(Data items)
• • • •

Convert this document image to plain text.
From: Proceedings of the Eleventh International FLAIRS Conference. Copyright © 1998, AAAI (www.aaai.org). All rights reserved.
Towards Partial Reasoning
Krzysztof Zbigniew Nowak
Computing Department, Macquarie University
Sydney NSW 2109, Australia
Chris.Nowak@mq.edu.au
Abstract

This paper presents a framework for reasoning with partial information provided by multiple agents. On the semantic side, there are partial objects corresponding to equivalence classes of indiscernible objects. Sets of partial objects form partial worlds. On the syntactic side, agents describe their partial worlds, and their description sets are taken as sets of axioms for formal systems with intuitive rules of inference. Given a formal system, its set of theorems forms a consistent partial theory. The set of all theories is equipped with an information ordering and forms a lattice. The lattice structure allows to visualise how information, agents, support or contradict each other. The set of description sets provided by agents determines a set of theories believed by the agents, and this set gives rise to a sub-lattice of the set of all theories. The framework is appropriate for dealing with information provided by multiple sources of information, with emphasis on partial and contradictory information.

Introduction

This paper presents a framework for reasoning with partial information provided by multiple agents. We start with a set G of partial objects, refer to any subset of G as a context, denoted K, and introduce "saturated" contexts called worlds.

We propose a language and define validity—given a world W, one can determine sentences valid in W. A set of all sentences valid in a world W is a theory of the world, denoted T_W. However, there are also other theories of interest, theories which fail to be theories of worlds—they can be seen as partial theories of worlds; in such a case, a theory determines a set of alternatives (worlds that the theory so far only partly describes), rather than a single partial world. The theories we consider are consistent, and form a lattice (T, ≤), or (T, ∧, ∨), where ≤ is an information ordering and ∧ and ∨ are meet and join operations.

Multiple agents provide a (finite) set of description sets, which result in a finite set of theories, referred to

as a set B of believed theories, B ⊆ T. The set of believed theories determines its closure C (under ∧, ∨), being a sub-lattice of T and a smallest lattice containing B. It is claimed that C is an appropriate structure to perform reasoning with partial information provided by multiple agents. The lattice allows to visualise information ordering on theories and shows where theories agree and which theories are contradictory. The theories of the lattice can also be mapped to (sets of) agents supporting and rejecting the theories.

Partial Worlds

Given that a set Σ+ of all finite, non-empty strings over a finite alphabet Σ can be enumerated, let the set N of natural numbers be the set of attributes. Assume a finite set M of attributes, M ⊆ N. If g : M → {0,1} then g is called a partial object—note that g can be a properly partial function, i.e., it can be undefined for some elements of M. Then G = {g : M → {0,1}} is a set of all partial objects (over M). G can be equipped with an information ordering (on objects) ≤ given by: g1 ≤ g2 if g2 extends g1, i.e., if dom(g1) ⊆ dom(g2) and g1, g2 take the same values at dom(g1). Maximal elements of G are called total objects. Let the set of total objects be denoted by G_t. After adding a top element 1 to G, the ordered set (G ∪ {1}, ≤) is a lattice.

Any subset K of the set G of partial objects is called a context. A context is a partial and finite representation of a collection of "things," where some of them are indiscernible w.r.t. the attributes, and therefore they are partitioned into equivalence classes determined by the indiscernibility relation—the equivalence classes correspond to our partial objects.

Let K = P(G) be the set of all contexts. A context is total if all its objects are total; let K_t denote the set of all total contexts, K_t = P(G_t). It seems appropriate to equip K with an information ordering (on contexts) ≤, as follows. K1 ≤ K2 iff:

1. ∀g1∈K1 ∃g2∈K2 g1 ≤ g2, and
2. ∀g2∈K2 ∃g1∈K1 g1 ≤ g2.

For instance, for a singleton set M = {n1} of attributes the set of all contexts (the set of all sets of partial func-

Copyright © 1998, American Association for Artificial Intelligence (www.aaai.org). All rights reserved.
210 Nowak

• • • •

Challenge
Search the data above for the string "rights" and return every line that has it.

Solution to this task
From: Proceedings of the Eleventh International FLAIRS Conference. Copyright © 1998, AAAI (www.aaai.org). All rights reserved.
Copyright © 1998, American Association for Artificial Intelligence (www.aaai.org). All rights reserved.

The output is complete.